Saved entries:
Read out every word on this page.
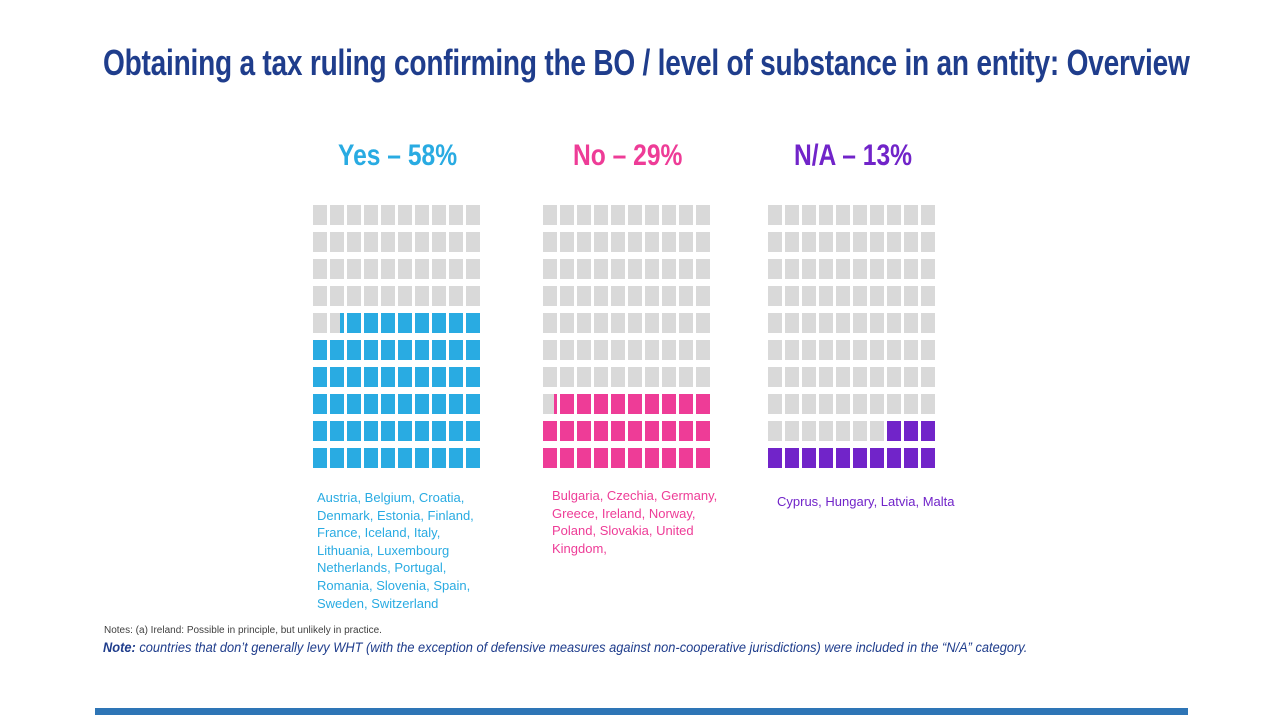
Obtaining a tax ruling confirming the BO / level of substance in an entity: Overview
Yes – 58%	No – 29%	N/A – 13%
Austria, Belgium, Croatia, Denmark, Estonia, Finland, France, Iceland, Italy, Lithuania, Luxembourg Netherlands, Portugal, Romania, Slovenia, Spain, Sweden, Switzerland
Bulgaria, Czechia, Germany, Greece, Ireland, Norway, Poland, Slovakia, United Kingdom,
Cyprus, Hungary, Latvia, Malta
Notes: (a) Ireland: Possible in principle, but unlikely in practice.
Note: countries that don’t generally levy WHT (with the exception of defensive measures against non-cooperative jurisdictions) were included in the “N/A” category.
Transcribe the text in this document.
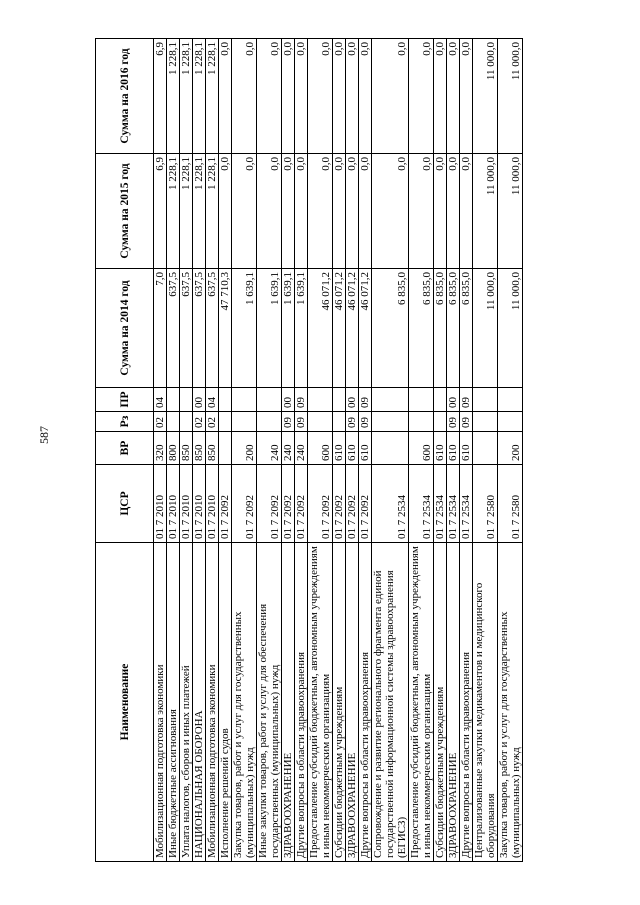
587
Наименование	ЦСР	ВР	Рз	ПР	Сумма на 2014 год	Сумма на 2015 год	Сумма на 2016 год
Мобилизационная подготовка экономики	01 7 2010	320	02	04	7,0	6,9	6,9
Иные бюджетные ассигнования	01 7 2010	800			637,5	1 228,1	1 228,1
Уплата налогов, сборов и иных платежей	01 7 2010	850			637,5	1 228,1	1 228,1
НАЦИОНАЛЬНАЯ ОБОРОНА	01 7 2010	850	02	00	637,5	1 228,1	1 228,1
Мобилизационная подготовка экономики	01 7 2010	850	02	04	637,5	1 228,1	1 228,1
Исполнение решений судов	01 7 2092				47 710,3	0,0	0,0
Закупка товаров, работ и услуг для государственных (муниципальных) нужд	01 7 2092	200			1 639,1	0,0	0,0
Иные закупки товаров, работ и услуг для обеспечения государственных (муниципальных) нужд	01 7 2092	240			1 639,1	0,0	0,0
ЗДРАВООХРАНЕНИЕ	01 7 2092	240	09	00	1 639,1	0,0	0,0
Другие вопросы в области здравоохранения	01 7 2092	240	09	09	1 639,1	0,0	0,0
Предоставление субсидий бюджетным, автономным учреждениям и иным некоммерческим организациям	01 7 2092	600			46 071,2	0,0	0,0
Субсидии бюджетным учреждениям	01 7 2092	610			46 071,2	0,0	0,0
ЗДРАВООХРАНЕНИЕ	01 7 2092	610	09	00	46 071,2	0,0	0,0
Другие вопросы в области здравоохранения	01 7 2092	610	09	09	46 071,2	0,0	0,0
Сопровождение и развитие регионального фрагмента единой государственной информационной системы здравоохранения (ЕГИСЗ)	01 7 2534				6 835,0	0,0	0,0
Предоставление субсидий бюджетным, автономным учреждениям и иным некоммерческим организациям	01 7 2534	600			6 835,0	0,0	0,0
Субсидии бюджетным учреждениям	01 7 2534	610			6 835,0	0,0	0,0
ЗДРАВООХРАНЕНИЕ	01 7 2534	610	09	00	6 835,0	0,0	0,0
Другие вопросы в области здравоохранения	01 7 2534	610	09	09	6 835,0	0,0	0,0
Централизованные закупки медикаментов и медицинского оборудования	01 7 2580				11 000,0	11 000,0	11 000,0
Закупка товаров, работ и услуг для государственных (муниципальных) нужд	01 7 2580	200			11 000,0	11 000,0	11 000,0
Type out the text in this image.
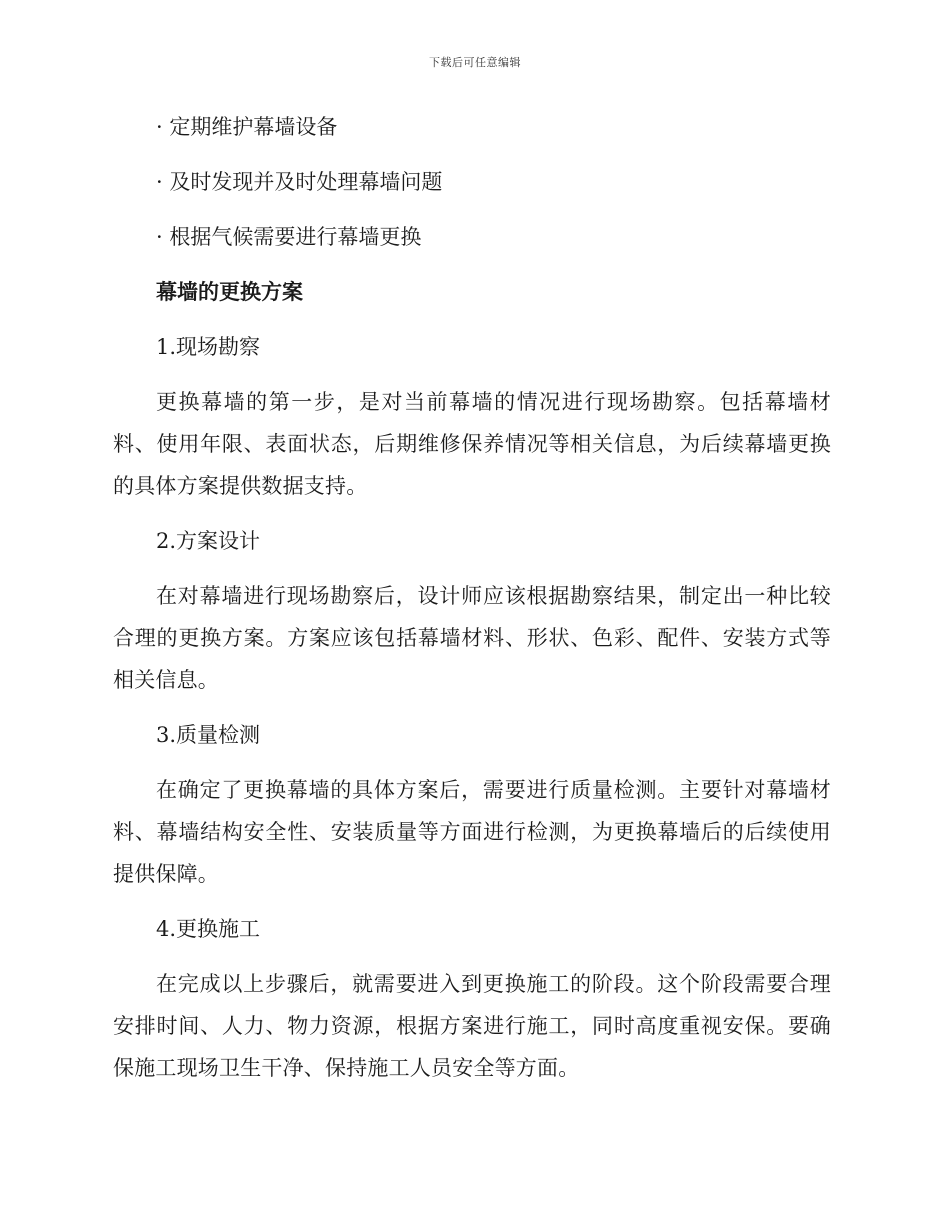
下载后可任意编辑

· 定期维护幕墙设备

· 及时发现并及时处理幕墙问题

· 根据气候需要进行幕墙更换

幕墙的更换方案

1.现场勘察

更换幕墙的第一步，是对当前幕墙的情况进行现场勘察。包括幕墙材料、使用年限、表面状态，后期维修保养情况等相关信息，为后续幕墙更换的具体方案提供数据支持。

2.方案设计

在对幕墙进行现场勘察后，设计师应该根据勘察结果，制定出一种比较合理的更换方案。方案应该包括幕墙材料、形状、色彩、配件、安装方式等相关信息。

3.质量检测

在确定了更换幕墙的具体方案后，需要进行质量检测。主要针对幕墙材料、幕墙结构安全性、安装质量等方面进行检测，为更换幕墙后的后续使用提供保障。

4.更换施工

在完成以上步骤后，就需要进入到更换施工的阶段。这个阶段需要合理安排时间、人力、物力资源，根据方案进行施工，同时高度重视安保。要确保施工现场卫生干净、保持施工人员安全等方面。
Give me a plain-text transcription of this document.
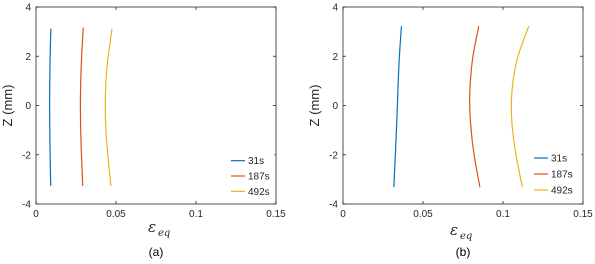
0	0.05	0.1	0.15
-4
-2
0
2
4
Z (mm)
ε eq
31s
187s
492s
(a)
0	0.05	0.1	0.15
-4
-2
0
2
4
Z (mm)
ε eq
31s
187s
492s
(b)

**Exercise details:**
Reproduce the full listing faithfully, but do not carry over any pictures.

**Answer to this problem:**
Read out every word on this page.
Obtaining a tax ruling confirming the BO / level of substance in an entity: Overview
Yes – 58%	No – 29%	N/A – 13%
Austria, Belgium, Croatia, Denmark, Estonia, Finland, France, Iceland, Italy, Lithuania, Luxembourg Netherlands, Portugal, Romania, Slovenia, Spain, Sweden, Switzerland
Bulgaria, Czechia, Germany, Greece, Ireland, Norway, Poland, Slovakia, United Kingdom,
Cyprus, Hungary, Latvia, Malta
Notes: (a) Ireland: Possible in principle, but unlikely in practice.
Note: countries that don’t generally levy WHT (with the exception of defensive measures against non-cooperative jurisdictions) were included in the “N/A” category.
Transcribe the text in this document.
587
Наименование	ЦСР	ВР	Рз	ПР	Сумма на 2014 год	Сумма на 2015 год	Сумма на 2016 год
Мобилизационная подготовка экономики	01 7 2010	320	02	04	7,0	6,9	6,9
Иные бюджетные ассигнования	01 7 2010	800			637,5	1 228,1	1 228,1
Уплата налогов, сборов и иных платежей	01 7 2010	850			637,5	1 228,1	1 228,1
НАЦИОНАЛЬНАЯ ОБОРОНА	01 7 2010	850	02	00	637,5	1 228,1	1 228,1
Мобилизационная подготовка экономики	01 7 2010	850	02	04	637,5	1 228,1	1 228,1
Исполнение решений судов	01 7 2092				47 710,3	0,0	0,0
Закупка товаров, работ и услуг для государственных (муниципальных) нужд	01 7 2092	200			1 639,1	0,0	0,0
Иные закупки товаров, работ и услуг для обеспечения государственных (муниципальных) нужд	01 7 2092	240			1 639,1	0,0	0,0
ЗДРАВООХРАНЕНИЕ	01 7 2092	240	09	00	1 639,1	0,0	0,0
Другие вопросы в области здравоохранения	01 7 2092	240	09	09	1 639,1	0,0	0,0
Предоставление субсидий бюджетным, автономным учреждениям и иным некоммерческим организациям	01 7 2092	600			46 071,2	0,0	0,0
Субсидии бюджетным учреждениям	01 7 2092	610			46 071,2	0,0	0,0
ЗДРАВООХРАНЕНИЕ	01 7 2092	610	09	00	46 071,2	0,0	0,0
Другие вопросы в области здравоохранения	01 7 2092	610	09	09	46 071,2	0,0	0,0
Сопровождение и развитие регионального фрагмента единой государственной информационной системы здравоохранения (ЕГИСЗ)	01 7 2534				6 835,0	0,0	0,0
Предоставление субсидий бюджетным, автономным учреждениям и иным некоммерческим организациям	01 7 2534	600			6 835,0	0,0	0,0
Субсидии бюджетным учреждениям	01 7 2534	610			6 835,0	0,0	0,0
ЗДРАВООХРАНЕНИЕ	01 7 2534	610	09	00	6 835,0	0,0	0,0
Другие вопросы в области здравоохранения	01 7 2534	610	09	09	6 835,0	0,0	0,0
Централизованные закупки медикаментов и медицинского оборудования	01 7 2580				11 000,0	11 000,0	11 000,0
Закупка товаров, работ и услуг для государственных (муниципальных) нужд	01 7 2580	200			11 000,0	11 000,0	11 000,0
Type out the text in this image.
下载后可任意编辑

· 定期维护幕墙设备

· 及时发现并及时处理幕墙问题

· 根据气候需要进行幕墙更换

幕墙的更换方案

1.现场勘察

更换幕墙的第一步，是对当前幕墙的情况进行现场勘察。包括幕墙材料、使用年限、表面状态，后期维修保养情况等相关信息，为后续幕墙更换的具体方案提供数据支持。

2.方案设计

在对幕墙进行现场勘察后，设计师应该根据勘察结果，制定出一种比较合理的更换方案。方案应该包括幕墙材料、形状、色彩、配件、安装方式等相关信息。

3.质量检测

在确定了更换幕墙的具体方案后，需要进行质量检测。主要针对幕墙材料、幕墙结构安全性、安装质量等方面进行检测，为更换幕墙后的后续使用提供保障。

4.更换施工

在完成以上步骤后，就需要进入到更换施工的阶段。这个阶段需要合理安排时间、人力、物力资源，根据方案进行施工，同时高度重视安保。要确保施工现场卫生干净、保持施工人员安全等方面。
Give me a plain-text transcription of this document.
0	0.05	0.1	0.15
-4
-2
0
2
4
Z (mm)
ε eq
31s
187s
492s
(a)
0	0.05	0.1	0.15
-4
-2
0
2
4
Z (mm)
ε eq
31s
187s
492s
(b)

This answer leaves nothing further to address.